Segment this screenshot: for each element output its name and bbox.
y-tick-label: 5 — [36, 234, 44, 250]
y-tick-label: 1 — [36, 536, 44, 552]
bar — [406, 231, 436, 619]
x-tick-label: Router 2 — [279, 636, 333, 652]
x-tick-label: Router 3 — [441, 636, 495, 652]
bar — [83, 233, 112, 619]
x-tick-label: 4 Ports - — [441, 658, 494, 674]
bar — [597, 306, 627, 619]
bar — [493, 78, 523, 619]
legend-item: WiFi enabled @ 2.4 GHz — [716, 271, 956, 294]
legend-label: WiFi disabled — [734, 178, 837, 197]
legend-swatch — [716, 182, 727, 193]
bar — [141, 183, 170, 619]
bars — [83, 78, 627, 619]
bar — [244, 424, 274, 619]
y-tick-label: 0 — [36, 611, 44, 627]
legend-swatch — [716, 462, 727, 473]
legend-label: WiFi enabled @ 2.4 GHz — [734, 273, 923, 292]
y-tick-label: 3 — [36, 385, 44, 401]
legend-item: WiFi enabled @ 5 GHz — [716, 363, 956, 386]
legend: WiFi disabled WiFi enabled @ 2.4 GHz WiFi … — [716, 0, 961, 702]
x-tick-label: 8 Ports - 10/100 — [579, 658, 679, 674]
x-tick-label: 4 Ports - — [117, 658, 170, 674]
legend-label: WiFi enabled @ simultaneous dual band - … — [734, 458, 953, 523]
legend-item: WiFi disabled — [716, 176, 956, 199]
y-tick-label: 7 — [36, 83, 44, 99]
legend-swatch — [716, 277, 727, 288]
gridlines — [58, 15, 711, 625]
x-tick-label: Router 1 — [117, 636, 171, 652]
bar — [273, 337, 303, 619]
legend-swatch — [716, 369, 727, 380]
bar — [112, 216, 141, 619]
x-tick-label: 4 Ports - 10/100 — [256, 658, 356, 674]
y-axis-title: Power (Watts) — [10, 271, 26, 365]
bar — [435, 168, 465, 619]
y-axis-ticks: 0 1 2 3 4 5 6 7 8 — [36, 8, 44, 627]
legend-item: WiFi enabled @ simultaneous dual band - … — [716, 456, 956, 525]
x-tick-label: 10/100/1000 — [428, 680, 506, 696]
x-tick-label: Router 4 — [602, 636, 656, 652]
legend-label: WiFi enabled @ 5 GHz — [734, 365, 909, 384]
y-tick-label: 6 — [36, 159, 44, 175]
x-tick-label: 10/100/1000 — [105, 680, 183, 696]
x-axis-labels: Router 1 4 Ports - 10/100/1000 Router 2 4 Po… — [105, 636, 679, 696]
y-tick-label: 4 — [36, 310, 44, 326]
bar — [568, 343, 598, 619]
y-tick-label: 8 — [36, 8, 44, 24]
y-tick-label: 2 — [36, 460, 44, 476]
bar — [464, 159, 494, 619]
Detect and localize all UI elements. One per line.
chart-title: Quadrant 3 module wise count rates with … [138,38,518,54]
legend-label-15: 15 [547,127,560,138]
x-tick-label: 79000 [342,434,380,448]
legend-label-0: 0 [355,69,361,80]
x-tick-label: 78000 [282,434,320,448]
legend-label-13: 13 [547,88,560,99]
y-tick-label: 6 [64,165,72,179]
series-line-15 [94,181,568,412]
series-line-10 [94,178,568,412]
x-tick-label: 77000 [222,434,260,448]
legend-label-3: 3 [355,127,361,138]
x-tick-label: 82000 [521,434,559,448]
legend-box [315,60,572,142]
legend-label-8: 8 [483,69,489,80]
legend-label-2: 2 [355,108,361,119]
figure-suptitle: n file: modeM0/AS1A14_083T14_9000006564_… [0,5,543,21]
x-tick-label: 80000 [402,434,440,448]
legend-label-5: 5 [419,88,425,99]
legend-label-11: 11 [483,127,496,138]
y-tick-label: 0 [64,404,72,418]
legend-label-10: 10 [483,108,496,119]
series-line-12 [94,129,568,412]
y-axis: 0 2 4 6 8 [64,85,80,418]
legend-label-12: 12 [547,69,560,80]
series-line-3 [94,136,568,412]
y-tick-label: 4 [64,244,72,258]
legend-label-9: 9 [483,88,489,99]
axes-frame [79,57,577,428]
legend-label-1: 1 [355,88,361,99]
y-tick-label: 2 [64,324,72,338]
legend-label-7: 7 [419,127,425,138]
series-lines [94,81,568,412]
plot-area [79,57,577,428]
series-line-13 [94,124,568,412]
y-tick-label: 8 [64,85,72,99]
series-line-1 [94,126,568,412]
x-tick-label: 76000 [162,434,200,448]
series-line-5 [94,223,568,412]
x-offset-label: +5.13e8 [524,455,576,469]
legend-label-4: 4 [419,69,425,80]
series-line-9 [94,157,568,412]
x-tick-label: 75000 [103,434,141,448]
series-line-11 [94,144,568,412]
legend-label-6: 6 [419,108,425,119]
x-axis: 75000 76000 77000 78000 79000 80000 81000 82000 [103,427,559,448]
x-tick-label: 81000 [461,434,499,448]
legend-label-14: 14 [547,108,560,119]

▸ SHORT TASK: Format every line of the items above as a JSON list of strings, one string per line, leaving out any blank lines.

▸ ANSWER TO THE TASK:
[
  "Segment this screenshot: for each element output its name and bbox.",
  "y-tick-label: 5 — [36, 234, 44, 250]",
  "y-tick-label: 1 — [36, 536, 44, 552]",
  "bar — [406, 231, 436, 619]",
  "x-tick-label: Router 2 — [279, 636, 333, 652]",
  "x-tick-label: Router 3 — [441, 636, 495, 652]",
  "bar — [83, 233, 112, 619]",
  "x-tick-label: 4 Ports - — [441, 658, 494, 674]",
  "bar — [597, 306, 627, 619]",
  "bar — [493, 78, 523, 619]",
  "legend-item: WiFi enabled @ 2.4 GHz — [716, 271, 956, 294]",
  "legend-label: WiFi disabled — [734, 178, 837, 197]",
  "legend-swatch — [716, 182, 727, 193]",
  "bar — [141, 183, 170, 619]",
  "bars — [83, 78, 627, 619]",
  "bar — [244, 424, 274, 619]",
  "y-tick-label: 0 — [36, 611, 44, 627]",
  "legend-swatch — [716, 462, 727, 473]",
  "legend-label: WiFi enabled @ 2.4 GHz — [734, 273, 923, 292]",
  "y-tick-label: 3 — [36, 385, 44, 401]",
  "legend-item: WiFi enabled @ 5 GHz — [716, 363, 956, 386]",
  "legend: WiFi disabled WiFi enabled @ 2.4 GHz WiFi … — [716, 0, 961, 702]",
  "x-tick-label: 8 Ports - 10/100 — [579, 658, 679, 674]",
  "x-tick-label: 4 Ports - — [117, 658, 170, 674]",
  "legend-label: WiFi enabled @ simultaneous dual band - … — [734, 458, 953, 523]",
  "legend-item: WiFi disabled — [716, 176, 956, 199]",
  "y-tick-label: 7 — [36, 83, 44, 99]",
  "legend-swatch — [716, 277, 727, 288]",
  "gridlines — [58, 15, 711, 625]",
  "x-tick-label: Router 1 — [117, 636, 171, 652]",
  "bar — [273, 337, 303, 619]",
  "legend-swatch — [716, 369, 727, 380]",
  "bar — [112, 216, 141, 619]",
  "x-tick-label: 4 Ports - 10/100 — [256, 658, 356, 674]",
  "y-axis-title: Power (Watts) — [10, 271, 26, 365]",
  "bar — [435, 168, 465, 619]",
  "y-axis-ticks: 0 1 2 3 4 5 6 7 8 — [36, 8, 44, 627]",
  "legend-item: WiFi enabled @ simultaneous dual band - … — [716, 456, 956, 525]",
  "x-tick-label: 10/100/1000 — [428, 680, 506, 696]",
  "x-tick-label: Router 4 — [602, 636, 656, 652]",
  "legend-label: WiFi enabled @ 5 GHz — [734, 365, 909, 384]",
  "y-tick-label: 6 — [36, 159, 44, 175]",
  "x-tick-label: 10/100/1000 — [105, 680, 183, 696]",
  "x-axis-labels: Router 1 4 Ports - 10/100/1000 Router 2 4 Po… — [105, 636, 679, 696]",
  "y-tick-label: 4 — [36, 310, 44, 326]",
  "bar — [568, 343, 598, 619]",
  "y-tick-label: 8 — [36, 8, 44, 24]",
  "y-tick-label: 2 — [36, 460, 44, 476]",
  "bar — [464, 159, 494, 619]",
  "Detect and localize all UI elements. One per line.",
  "chart-title: Quadrant 3 module wise count rates with … [138,38,518,54]",
  "legend-label-15: 15 [547,127,560,138]",
  "x-tick-label: 79000 [342,434,380,448]",
  "legend-label-0: 0 [355,69,361,80]",
  "x-tick-label: 78000 [282,434,320,448]",
  "legend-label-13: 13 [547,88,560,99]",
  "y-tick-label: 6 [64,165,72,179]",
  "series-line-15 [94,181,568,412]",
  "series-line-10 [94,178,568,412]",
  "x-tick-label: 77000 [222,434,260,448]",
  "legend-label-3: 3 [355,127,361,138]",
  "x-tick-label: 82000 [521,434,559,448]",
  "legend-box [315,60,572,142]",
  "legend-label-8: 8 [483,69,489,80]",
  "legend-label-2: 2 [355,108,361,119]",
  "figure-suptitle: n file: modeM0/AS1A14_083T14_9000006564_… [0,5,543,21]",
  "x-tick-label: 80000 [402,434,440,448]",
  "legend-label-5: 5 [419,88,425,99]",
  "legend-label-11: 11 [483,127,496,138]",
  "y-tick-label: 0 [64,404,72,418]",
  "legend-label-10: 10 [483,108,496,119]",
  "series-line-12 [94,129,568,412]",
  "y-axis: 0 2 4 6 8 [64,85,80,418]",
  "legend-label-12: 12 [547,69,560,80]",
  "series-line-3 [94,136,568,412]",
  "y-tick-label: 4 [64,244,72,258]",
  "legend-label-9: 9 [483,88,489,99]",
  "axes-frame [79,57,577,428]",
  "legend-label-1: 1 [355,88,361,99]",
  "y-tick-label: 2 [64,324,72,338]",
  "legend-label-7: 7 [419,127,425,138]",
  "series-lines [94,81,568,412]",
  "plot-area [79,57,577,428]",
  "series-line-13 [94,124,568,412]",
  "y-tick-label: 8 [64,85,72,99]",
  "series-line-1 [94,126,568,412]",
  "x-tick-label: 76000 [162,434,200,448]",
  "series-line-5 [94,223,568,412]",
  "x-offset-label: +5.13e8 [524,455,576,469]",
  "legend-label-4: 4 [419,69,425,80]",
  "series-line-9 [94,157,568,412]",
  "x-tick-label: 75000 [103,434,141,448]",
  "series-line-11 [94,144,568,412]",
  "legend-label-6: 6 [419,108,425,119]",
  "x-axis: 75000 76000 77000 78000 79000 80000 81000 82000 [103,427,559,448]",
  "x-tick-label: 81000 [461,434,499,448]",
  "legend-label-14: 14 [547,108,560,119]"
]